Go through the records and give each one again exactly.

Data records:
──────

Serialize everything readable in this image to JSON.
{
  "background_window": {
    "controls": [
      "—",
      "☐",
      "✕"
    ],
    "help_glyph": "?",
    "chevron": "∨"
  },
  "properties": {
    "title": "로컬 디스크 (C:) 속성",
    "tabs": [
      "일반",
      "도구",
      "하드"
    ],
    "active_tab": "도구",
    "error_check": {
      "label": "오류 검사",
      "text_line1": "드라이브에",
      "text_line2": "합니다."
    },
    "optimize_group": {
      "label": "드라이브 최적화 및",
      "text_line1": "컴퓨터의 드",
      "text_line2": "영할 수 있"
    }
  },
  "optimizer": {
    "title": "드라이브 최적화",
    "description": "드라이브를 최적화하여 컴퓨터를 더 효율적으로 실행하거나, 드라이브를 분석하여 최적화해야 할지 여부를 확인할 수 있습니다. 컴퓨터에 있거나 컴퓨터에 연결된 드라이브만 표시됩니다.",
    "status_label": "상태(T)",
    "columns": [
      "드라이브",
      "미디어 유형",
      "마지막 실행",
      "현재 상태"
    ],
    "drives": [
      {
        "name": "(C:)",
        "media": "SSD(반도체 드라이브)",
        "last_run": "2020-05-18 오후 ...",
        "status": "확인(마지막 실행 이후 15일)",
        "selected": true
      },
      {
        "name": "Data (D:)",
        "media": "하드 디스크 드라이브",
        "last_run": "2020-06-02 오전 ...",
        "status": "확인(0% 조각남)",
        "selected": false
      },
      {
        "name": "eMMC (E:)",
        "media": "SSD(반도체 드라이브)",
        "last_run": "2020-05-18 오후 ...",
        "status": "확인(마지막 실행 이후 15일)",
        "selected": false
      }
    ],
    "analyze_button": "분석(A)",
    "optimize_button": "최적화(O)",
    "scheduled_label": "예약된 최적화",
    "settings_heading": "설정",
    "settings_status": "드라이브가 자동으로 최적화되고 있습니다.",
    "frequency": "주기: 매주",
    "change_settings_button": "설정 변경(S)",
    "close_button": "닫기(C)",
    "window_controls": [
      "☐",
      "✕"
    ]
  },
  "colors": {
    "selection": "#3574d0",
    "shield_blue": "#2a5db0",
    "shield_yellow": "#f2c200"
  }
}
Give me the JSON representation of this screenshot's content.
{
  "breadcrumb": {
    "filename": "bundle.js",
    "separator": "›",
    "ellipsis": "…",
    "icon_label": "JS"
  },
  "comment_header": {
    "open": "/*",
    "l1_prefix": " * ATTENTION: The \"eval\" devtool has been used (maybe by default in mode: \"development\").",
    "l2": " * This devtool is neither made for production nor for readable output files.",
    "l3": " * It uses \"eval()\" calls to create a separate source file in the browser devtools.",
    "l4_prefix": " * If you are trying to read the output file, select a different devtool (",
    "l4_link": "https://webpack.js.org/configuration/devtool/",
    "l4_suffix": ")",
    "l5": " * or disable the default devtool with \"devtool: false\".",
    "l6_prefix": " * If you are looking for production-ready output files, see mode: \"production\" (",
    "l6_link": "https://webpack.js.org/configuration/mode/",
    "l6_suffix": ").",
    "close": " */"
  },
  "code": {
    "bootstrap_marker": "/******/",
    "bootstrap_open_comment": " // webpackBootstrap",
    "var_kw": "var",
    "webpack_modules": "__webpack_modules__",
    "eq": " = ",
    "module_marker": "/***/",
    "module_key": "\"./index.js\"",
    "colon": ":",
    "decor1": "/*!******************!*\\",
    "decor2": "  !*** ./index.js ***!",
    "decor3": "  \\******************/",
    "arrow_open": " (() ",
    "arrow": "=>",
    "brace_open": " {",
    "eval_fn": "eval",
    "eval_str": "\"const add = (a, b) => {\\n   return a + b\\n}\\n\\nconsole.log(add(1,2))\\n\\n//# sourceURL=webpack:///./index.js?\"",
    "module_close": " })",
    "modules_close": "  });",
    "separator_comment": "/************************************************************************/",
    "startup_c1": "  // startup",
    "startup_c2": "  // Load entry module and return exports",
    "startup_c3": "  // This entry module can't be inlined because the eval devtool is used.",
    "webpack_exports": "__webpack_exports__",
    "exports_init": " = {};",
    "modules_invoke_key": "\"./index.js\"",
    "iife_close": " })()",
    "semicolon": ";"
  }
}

──────

Exercise output ->
Serialize everything readable in this image to JSON.
{
  "background_window": {
    "controls": [
      "—",
      "☐",
      "✕"
    ],
    "help_glyph": "?",
    "chevron": "∨"
  },
  "properties": {
    "title": "로컬 디스크 (C:) 속성",
    "tabs": [
      "일반",
      "도구",
      "하드"
    ],
    "active_tab": "도구",
    "error_check": {
      "label": "오류 검사",
      "text_line1": "드라이브에",
      "text_line2": "합니다."
    },
    "optimize_group": {
      "label": "드라이브 최적화 및",
      "text_line1": "컴퓨터의 드",
      "text_line2": "영할 수 있"
    }
  },
  "optimizer": {
    "title": "드라이브 최적화",
    "description": "드라이브를 최적화하여 컴퓨터를 더 효율적으로 실행하거나, 드라이브를 분석하여 최적화해야 할지 여부를 확인할 수 있습니다. 컴퓨터에 있거나 컴퓨터에 연결된 드라이브만 표시됩니다.",
    "status_label": "상태(T)",
    "columns": [
      "드라이브",
      "미디어 유형",
      "마지막 실행",
      "현재 상태"
    ],
    "drives": [
      {
        "name": "(C:)",
        "media": "SSD(반도체 드라이브)",
        "last_run": "2020-05-18 오후 ...",
        "status": "확인(마지막 실행 이후 15일)",
        "selected": true
      },
      {
        "name": "Data (D:)",
        "media": "하드 디스크 드라이브",
        "last_run": "2020-06-02 오전 ...",
        "status": "확인(0% 조각남)",
        "selected": false
      },
      {
        "name": "eMMC (E:)",
        "media": "SSD(반도체 드라이브)",
        "last_run": "2020-05-18 오후 ...",
        "status": "확인(마지막 실행 이후 15일)",
        "selected": false
      }
    ],
    "analyze_button": "분석(A)",
    "optimize_button": "최적화(O)",
    "scheduled_label": "예약된 최적화",
    "settings_heading": "설정",
    "settings_status": "드라이브가 자동으로 최적화되고 있습니다.",
    "frequency": "주기: 매주",
    "change_settings_button": "설정 변경(S)",
    "close_button": "닫기(C)",
    "window_controls": [
      "☐",
      "✕"
    ]
  },
  "colors": {
    "selection": "#3574d0",
    "shield_blue": "#2a5db0",
    "shield_yellow": "#f2c200"
  }
}
Give me the JSON representation of this screenshot's content.
{
  "breadcrumb": {
    "filename": "bundle.js",
    "separator": "›",
    "ellipsis": "…",
    "icon_label": "JS"
  },
  "comment_header": {
    "open": "/*",
    "l1_prefix": " * ATTENTION: The \"eval\" devtool has been used (maybe by default in mode: \"development\").",
    "l2": " * This devtool is neither made for production nor for readable output files.",
    "l3": " * It uses \"eval()\" calls to create a separate source file in the browser devtools.",
    "l4_prefix": " * If you are trying to read the output file, select a different devtool (",
    "l4_link": "https://webpack.js.org/configuration/devtool/",
    "l4_suffix": ")",
    "l5": " * or disable the default devtool with \"devtool: false\".",
    "l6_prefix": " * If you are looking for production-ready output files, see mode: \"production\" (",
    "l6_link": "https://webpack.js.org/configuration/mode/",
    "l6_suffix": ").",
    "close": " */"
  },
  "code": {
    "bootstrap_marker": "/******/",
    "bootstrap_open_comment": " // webpackBootstrap",
    "var_kw": "var",
    "webpack_modules": "__webpack_modules__",
    "eq": " = ",
    "module_marker": "/***/",
    "module_key": "\"./index.js\"",
    "colon": ":",
    "decor1": "/*!******************!*\\",
    "decor2": "  !*** ./index.js ***!",
    "decor3": "  \\******************/",
    "arrow_open": " (() ",
    "arrow": "=>",
    "brace_open": " {",
    "eval_fn": "eval",
    "eval_str": "\"const add = (a, b) => {\\n   return a + b\\n}\\n\\nconsole.log(add(1,2))\\n\\n//# sourceURL=webpack:///./index.js?\"",
    "module_close": " })",
    "modules_close": "  });",
    "separator_comment": "/************************************************************************/",
    "startup_c1": "  // startup",
    "startup_c2": "  // Load entry module and return exports",
    "startup_c3": "  // This entry module can't be inlined because the eval devtool is used.",
    "webpack_exports": "__webpack_exports__",
    "exports_init": " = {};",
    "modules_invoke_key": "\"./index.js\"",
    "iife_close": " })()",
    "semicolon": ";"
  }
}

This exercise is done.